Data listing
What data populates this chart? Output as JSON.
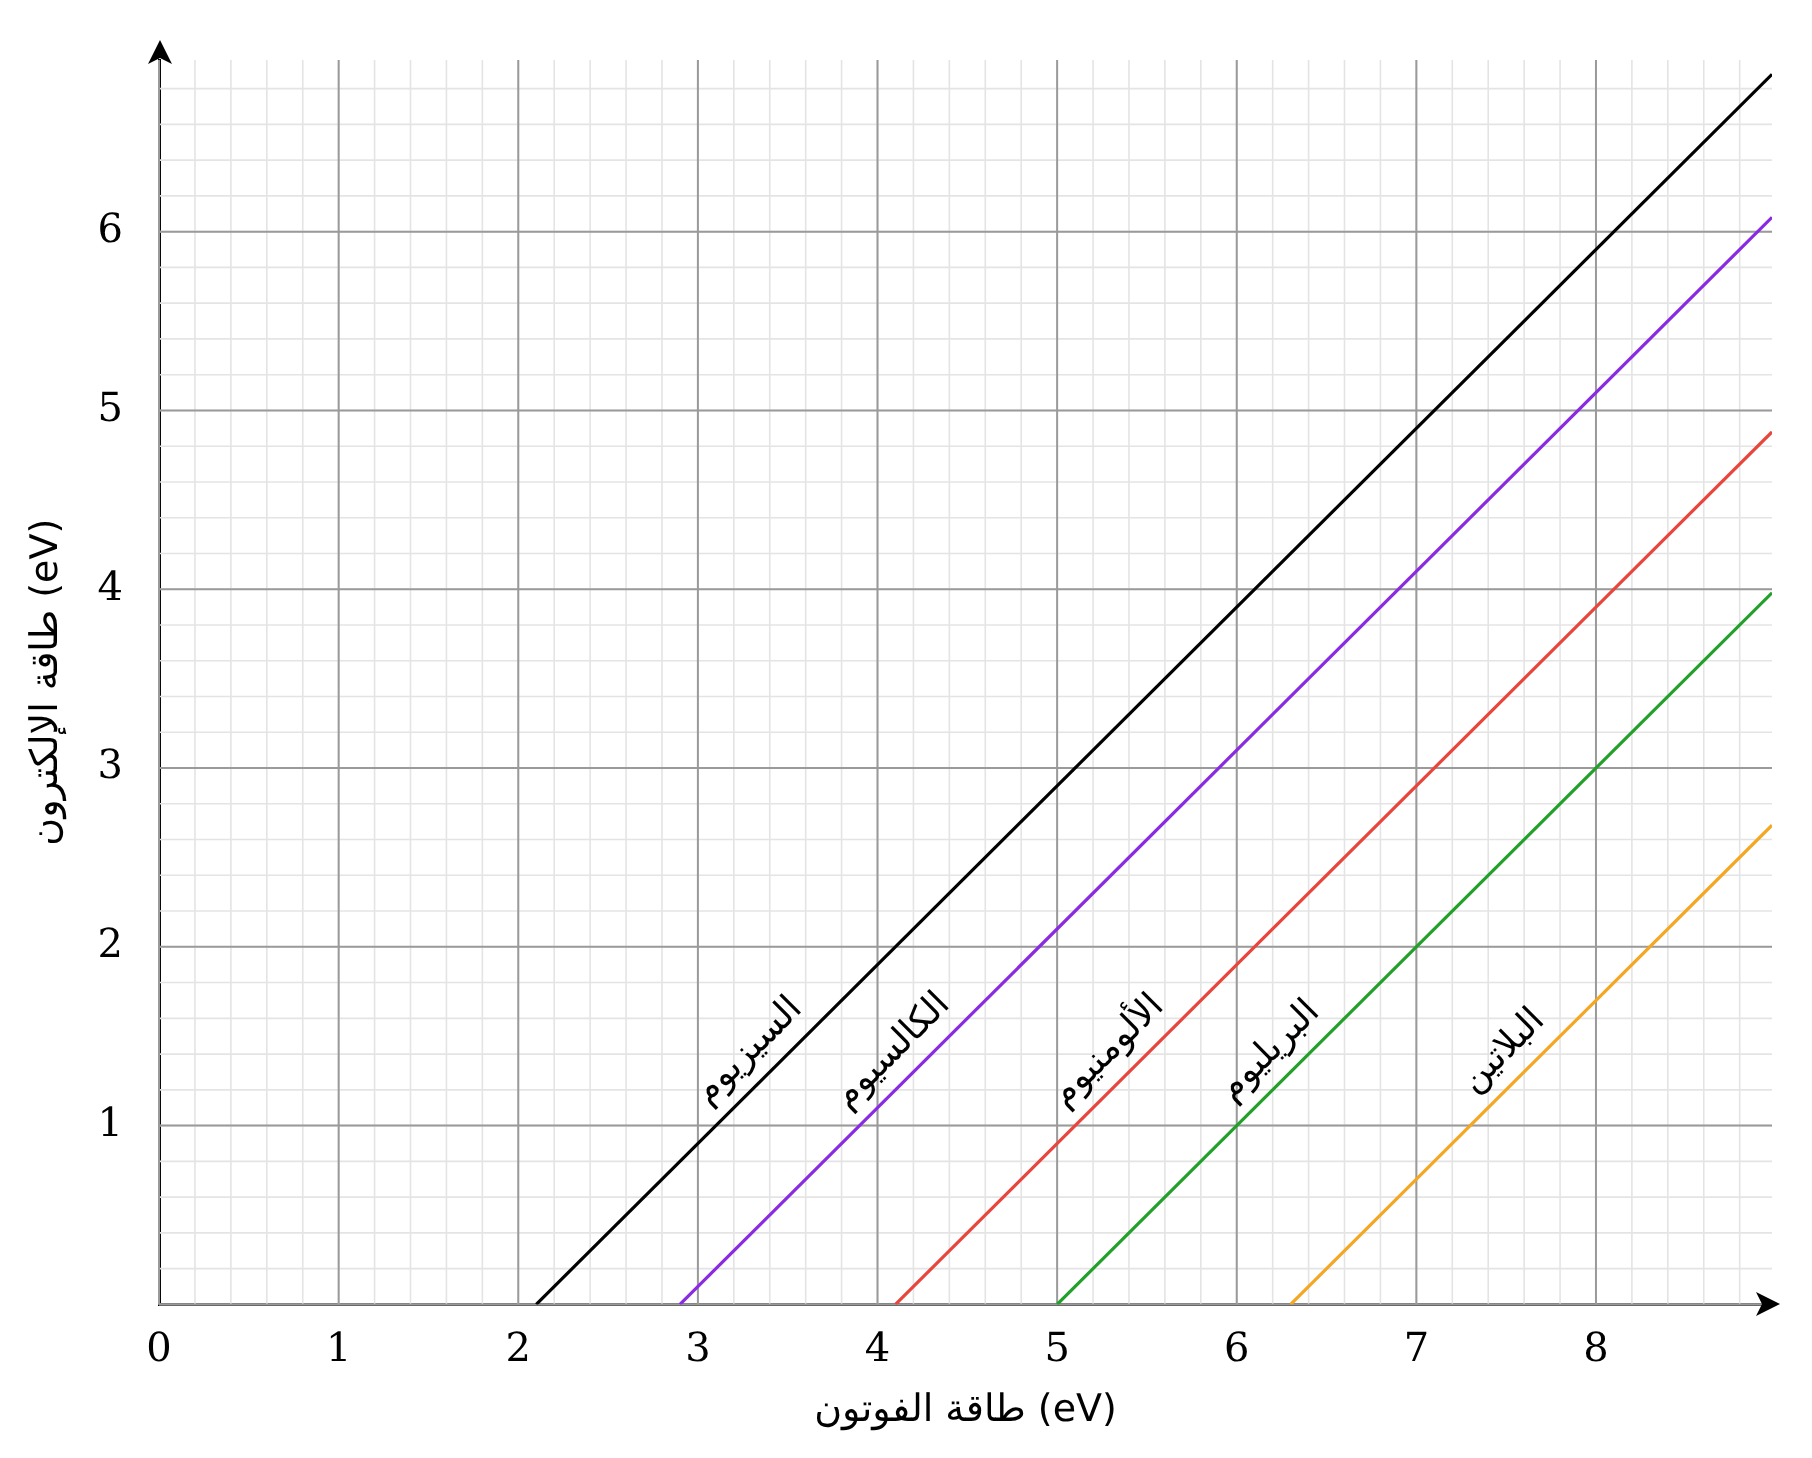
{
  "chart_data": {
    "type": "line",
    "xlabel": "طاقة الفوتون (eV)",
    "ylabel": "طاقة الإلكترون (eV)",
    "xlim": [
      0,
      8.98
    ],
    "ylim": [
      0,
      6.96
    ],
    "xticks": [
      {
        "value": 0,
        "label": "0"
      },
      1,
      2,
      3,
      4,
      5,
      6,
      7,
      8
    ],
    "yticks": [
      {
        "value": 0,
        "label": null
      },
      1,
      2,
      3,
      4,
      5,
      6
    ],
    "grid": true,
    "legend": false,
    "marker": "none",
    "line_style": "solid",
    "series": [
      {
        "name": "السيزيوم",
        "color": "#000000",
        "x": [
          2.1,
          8.98
        ],
        "values": [
          0,
          6.88
        ]
      },
      {
        "name": "الكالسيوم",
        "color": "#8a2be2",
        "x": [
          2.9,
          8.98
        ],
        "values": [
          0,
          6.08
        ]
      },
      {
        "name": "الألومنيوم",
        "color": "#e8453c",
        "x": [
          4.1,
          8.98
        ],
        "values": [
          0,
          4.88
        ]
      },
      {
        "name": "البريليوم",
        "color": "#22a02a",
        "x": [
          5.0,
          8.98
        ],
        "values": [
          0,
          3.98
        ]
      },
      {
        "name": "البلاتين",
        "color": "#f5a623",
        "x": [
          6.3,
          8.98
        ],
        "values": [
          0,
          2.68
        ]
      }
    ]
  }
}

* [Exercise brief] The listing above needs to be output again exactly. Don't include the pictures.

* [The output]
What data populates this chart? Output as JSON.
{
  "chart_data": {
    "type": "line",
    "xlabel": "طاقة الفوتون (eV)",
    "ylabel": "طاقة الإلكترون (eV)",
    "xlim": [
      0,
      8.98
    ],
    "ylim": [
      0,
      6.96
    ],
    "xticks": [
      {
        "value": 0,
        "label": "0"
      },
      1,
      2,
      3,
      4,
      5,
      6,
      7,
      8
    ],
    "yticks": [
      {
        "value": 0,
        "label": null
      },
      1,
      2,
      3,
      4,
      5,
      6
    ],
    "grid": true,
    "legend": false,
    "marker": "none",
    "line_style": "solid",
    "series": [
      {
        "name": "السيزيوم",
        "color": "#000000",
        "x": [
          2.1,
          8.98
        ],
        "values": [
          0,
          6.88
        ]
      },
      {
        "name": "الكالسيوم",
        "color": "#8a2be2",
        "x": [
          2.9,
          8.98
        ],
        "values": [
          0,
          6.08
        ]
      },
      {
        "name": "الألومنيوم",
        "color": "#e8453c",
        "x": [
          4.1,
          8.98
        ],
        "values": [
          0,
          4.88
        ]
      },
      {
        "name": "البريليوم",
        "color": "#22a02a",
        "x": [
          5.0,
          8.98
        ],
        "values": [
          0,
          3.98
        ]
      },
      {
        "name": "البلاتين",
        "color": "#f5a623",
        "x": [
          6.3,
          8.98
        ],
        "values": [
          0,
          2.68
        ]
      }
    ]
  }
}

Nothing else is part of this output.